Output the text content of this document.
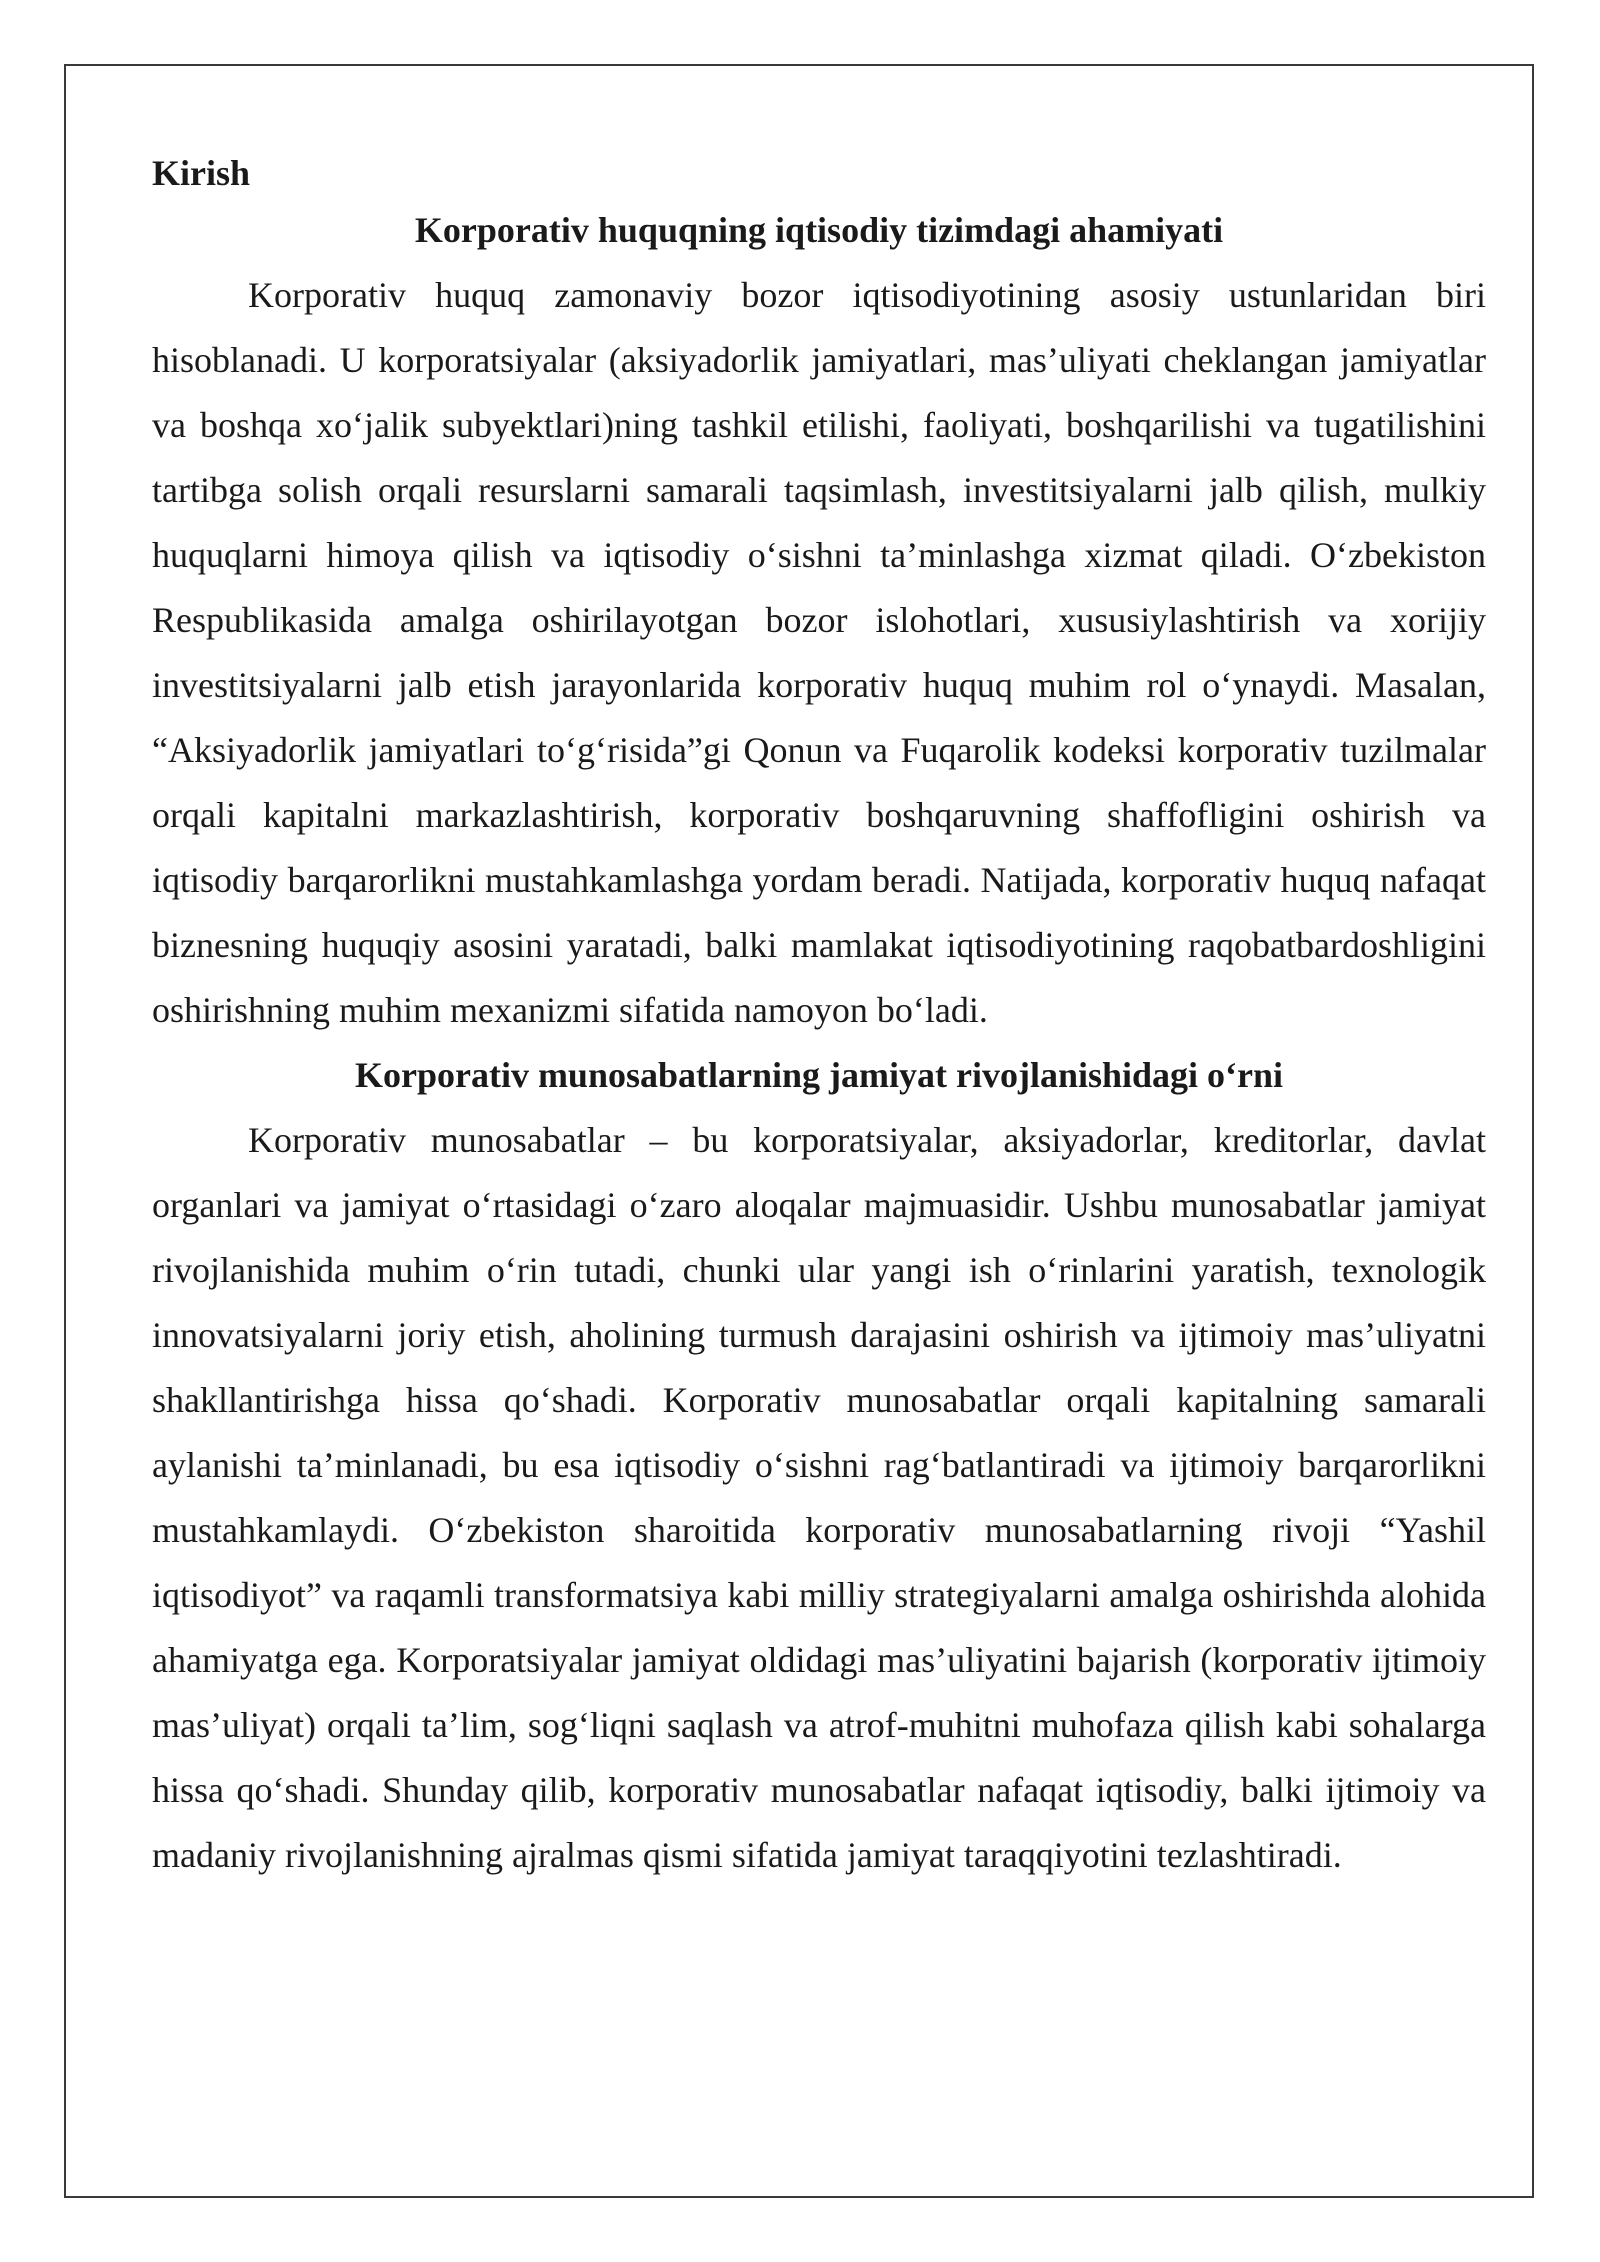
Kirish
Korporativ huquqning iqtisodiy tizimdagi ahamiyati

Korporativ huquq zamonaviy bozor iqtisodiyotining asosiy ustunlaridan biri hisoblanadi. U korporatsiyalar (aksiyadorlik jamiyatlari, mas’uliyati cheklangan jamiyatlar va boshqa xo‘jalik subyektlari)ning tashkil etilishi, faoliyati, boshqarilishi va tugatilishini tartibga solish orqali resurslarni samarali taqsimlash, investitsiyalarni jalb qilish, mulkiy huquqlarni himoya qilish va iqtisodiy o‘sishni ta’minlashga xizmat qiladi. O‘zbekiston Respublikasida amalga oshirilayotgan bozor islohotlari, xususiylashtirish va xorijiy investitsiyalarni jalb etish jarayonlarida korporativ huquq muhim rol o‘ynaydi. Masalan, “Aksiyadorlik jamiyatlari to‘g‘risida”gi Qonun va Fuqarolik kodeksi korporativ tuzilmalar orqali kapitalni markazlashtirish, korporativ boshqaruvning shaffofligini oshirish va iqtisodiy barqarorlikni mustahkamlashga yordam beradi. Natijada, korporativ huquq nafaqat biznesning huquqiy asosini yaratadi, balki mamlakat iqtisodiyotining raqobatbardoshligini oshirishning muhim mexanizmi sifatida namoyon bo‘ladi.

Korporativ munosabatlarning jamiyat rivojlanishidagi o‘rni

Korporativ munosabatlar – bu korporatsiyalar, aksiyadorlar, kreditorlar, davlat organlari va jamiyat o‘rtasidagi o‘zaro aloqalar majmuasidir. Ushbu munosabatlar jamiyat rivojlanishida muhim o‘rin tutadi, chunki ular yangi ish o‘rinlarini yaratish, texnologik innovatsiyalarni joriy etish, aholining turmush darajasini oshirish va ijtimoiy mas’uliyatni shakllantirishga hissa qo‘shadi. Korporativ munosabatlar orqali kapitalning samarali aylanishi ta’minlanadi, bu esa iqtisodiy o‘sishni rag‘batlantiradi va ijtimoiy barqarorlikni mustahkamlaydi. O‘zbekiston sharoitida korporativ munosabatlarning rivoji “Yashil iqtisodiyot” va raqamli transformatsiya kabi milliy strategiyalarni amalga oshirishda alohida ahamiyatga ega. Korporatsiyalar jamiyat oldidagi mas’uliyatini bajarish (korporativ ijtimoiy mas’uliyat) orqali ta’lim, sog‘liqni saqlash va atrof-muhitni muhofaza qilish kabi sohalarga hissa qo‘shadi. Shunday qilib, korporativ munosabatlar nafaqat iqtisodiy, balki ijtimoiy va madaniy rivojlanishning ajralmas qismi sifatida jamiyat taraqqiyotini tezlashtiradi.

- [INSTRUCTION]:
Omit every picture while copying the listing above exactly.

- [RESPONSE]:
Output the text content of this document.
Kirish
Korporativ huquqning iqtisodiy tizimdagi ahamiyati

Korporativ huquq zamonaviy bozor iqtisodiyotining asosiy ustunlaridan biri hisoblanadi. U korporatsiyalar (aksiyadorlik jamiyatlari, mas’uliyati cheklangan jamiyatlar va boshqa xo‘jalik subyektlari)ning tashkil etilishi, faoliyati, boshqarilishi va tugatilishini tartibga solish orqali resurslarni samarali taqsimlash, investitsiyalarni jalb qilish, mulkiy huquqlarni himoya qilish va iqtisodiy o‘sishni ta’minlashga xizmat qiladi. O‘zbekiston Respublikasida amalga oshirilayotgan bozor islohotlari, xususiylashtirish va xorijiy investitsiyalarni jalb etish jarayonlarida korporativ huquq muhim rol o‘ynaydi. Masalan, “Aksiyadorlik jamiyatlari to‘g‘risida”gi Qonun va Fuqarolik kodeksi korporativ tuzilmalar orqali kapitalni markazlashtirish, korporativ boshqaruvning shaffofligini oshirish va iqtisodiy barqarorlikni mustahkamlashga yordam beradi. Natijada, korporativ huquq nafaqat biznesning huquqiy asosini yaratadi, balki mamlakat iqtisodiyotining raqobatbardoshligini oshirishning muhim mexanizmi sifatida namoyon bo‘ladi.

Korporativ munosabatlarning jamiyat rivojlanishidagi o‘rni

Korporativ munosabatlar – bu korporatsiyalar, aksiyadorlar, kreditorlar, davlat organlari va jamiyat o‘rtasidagi o‘zaro aloqalar majmuasidir. Ushbu munosabatlar jamiyat rivojlanishida muhim o‘rin tutadi, chunki ular yangi ish o‘rinlarini yaratish, texnologik innovatsiyalarni joriy etish, aholining turmush darajasini oshirish va ijtimoiy mas’uliyatni shakllantirishga hissa qo‘shadi. Korporativ munosabatlar orqali kapitalning samarali aylanishi ta’minlanadi, bu esa iqtisodiy o‘sishni rag‘batlantiradi va ijtimoiy barqarorlikni mustahkamlaydi. O‘zbekiston sharoitida korporativ munosabatlarning rivoji “Yashil iqtisodiyot” va raqamli transformatsiya kabi milliy strategiyalarni amalga oshirishda alohida ahamiyatga ega. Korporatsiyalar jamiyat oldidagi mas’uliyatini bajarish (korporativ ijtimoiy mas’uliyat) orqali ta’lim, sog‘liqni saqlash va atrof-muhitni muhofaza qilish kabi sohalarga hissa qo‘shadi. Shunday qilib, korporativ munosabatlar nafaqat iqtisodiy, balki ijtimoiy va madaniy rivojlanishning ajralmas qismi sifatida jamiyat taraqqiyotini tezlashtiradi.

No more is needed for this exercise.